# WRITTEN PROBLEM
Write out the data again exactly, skipping every picture.

# RECORDS FOR THE TASK
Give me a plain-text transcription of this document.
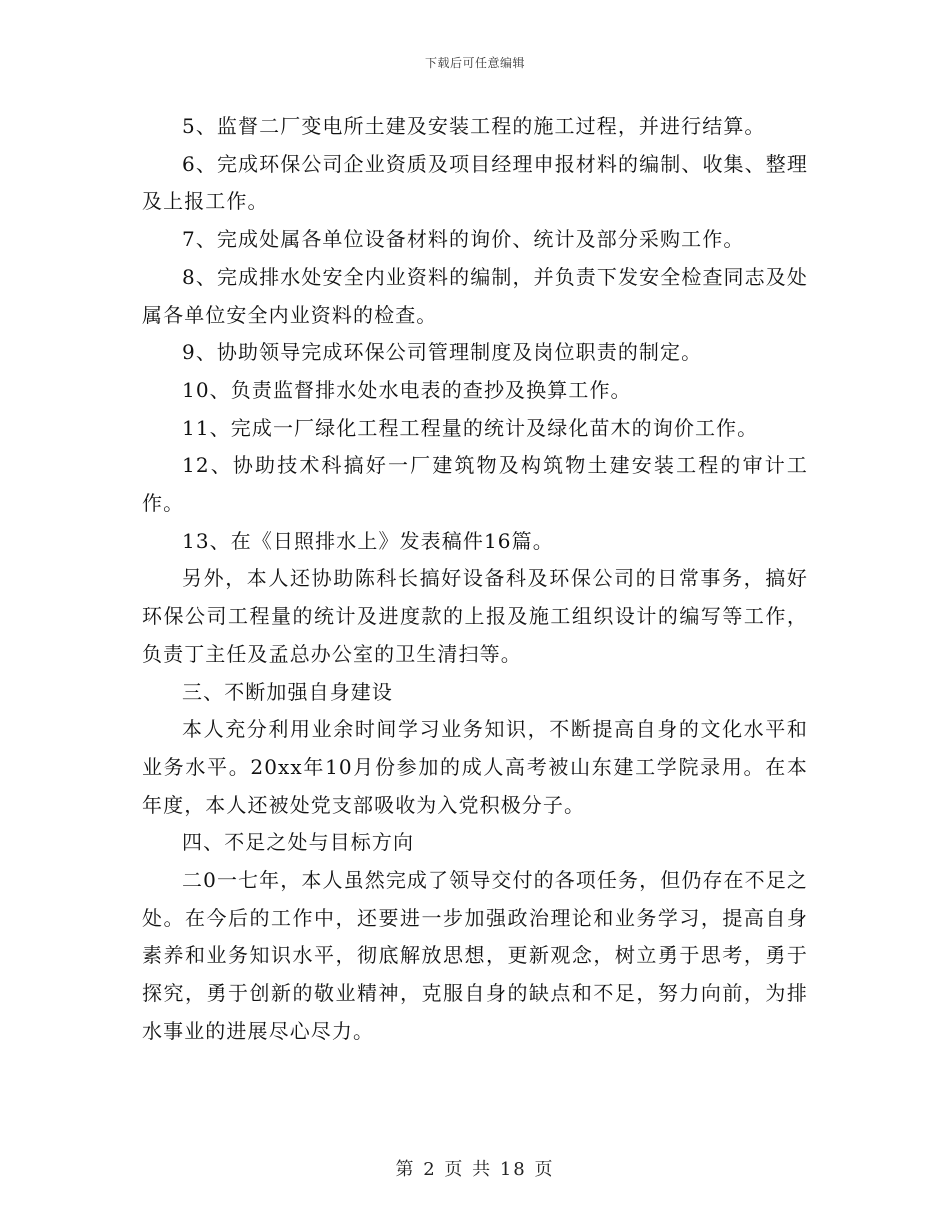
下载后可任意编辑

5、监督二厂变电所土建及安装工程的施工过程，并进行结算。

6、完成环保公司企业资质及项目经理申报材料的编制、收集、整理及上报工作。

7、完成处属各单位设备材料的询价、统计及部分采购工作。

8、完成排水处安全内业资料的编制，并负责下发安全检查同志及处属各单位安全内业资料的检查。

9、协助领导完成环保公司管理制度及岗位职责的制定。

10、负责监督排水处水电表的查抄及换算工作。

11、完成一厂绿化工程工程量的统计及绿化苗木的询价工作。

12、协助技术科搞好一厂建筑物及构筑物土建安装工程的审计工作。

13、在《日照排水上》发表稿件16篇。

另外，本人还协助陈科长搞好设备科及环保公司的日常事务，搞好环保公司工程量的统计及进度款的上报及施工组织设计的编写等工作，负责丁主任及孟总办公室的卫生清扫等。

三、不断加强自身建设

本人充分利用业余时间学习业务知识，不断提高自身的文化水平和业务水平。20xx年10月份参加的成人高考被山东建工学院录用。在本年度，本人还被处党支部吸收为入党积极分子。

四、不足之处与目标方向

二0一七年，本人虽然完成了领导交付的各项任务，但仍存在不足之处。在今后的工作中，还要进一步加强政治理论和业务学习，提高自身素养和业务知识水平，彻底解放思想，更新观念，树立勇于思考，勇于探究，勇于创新的敬业精神，克服自身的缺点和不足，努力向前，为排水事业的进展尽心尽力。

第 2 页 共 18 页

# ANSWER BELOW
Give me a plain-text transcription of this document.
下载后可任意编辑

5、监督二厂变电所土建及安装工程的施工过程，并进行结算。

6、完成环保公司企业资质及项目经理申报材料的编制、收集、整理及上报工作。

7、完成处属各单位设备材料的询价、统计及部分采购工作。

8、完成排水处安全内业资料的编制，并负责下发安全检查同志及处属各单位安全内业资料的检查。

9、协助领导完成环保公司管理制度及岗位职责的制定。

10、负责监督排水处水电表的查抄及换算工作。

11、完成一厂绿化工程工程量的统计及绿化苗木的询价工作。

12、协助技术科搞好一厂建筑物及构筑物土建安装工程的审计工作。

13、在《日照排水上》发表稿件16篇。

另外，本人还协助陈科长搞好设备科及环保公司的日常事务，搞好环保公司工程量的统计及进度款的上报及施工组织设计的编写等工作，负责丁主任及孟总办公室的卫生清扫等。

三、不断加强自身建设

本人充分利用业余时间学习业务知识，不断提高自身的文化水平和业务水平。20xx年10月份参加的成人高考被山东建工学院录用。在本年度，本人还被处党支部吸收为入党积极分子。

四、不足之处与目标方向

二0一七年，本人虽然完成了领导交付的各项任务，但仍存在不足之处。在今后的工作中，还要进一步加强政治理论和业务学习，提高自身素养和业务知识水平，彻底解放思想，更新观念，树立勇于思考，勇于探究，勇于创新的敬业精神，克服自身的缺点和不足，努力向前，为排水事业的进展尽心尽力。

第 2 页 共 18 页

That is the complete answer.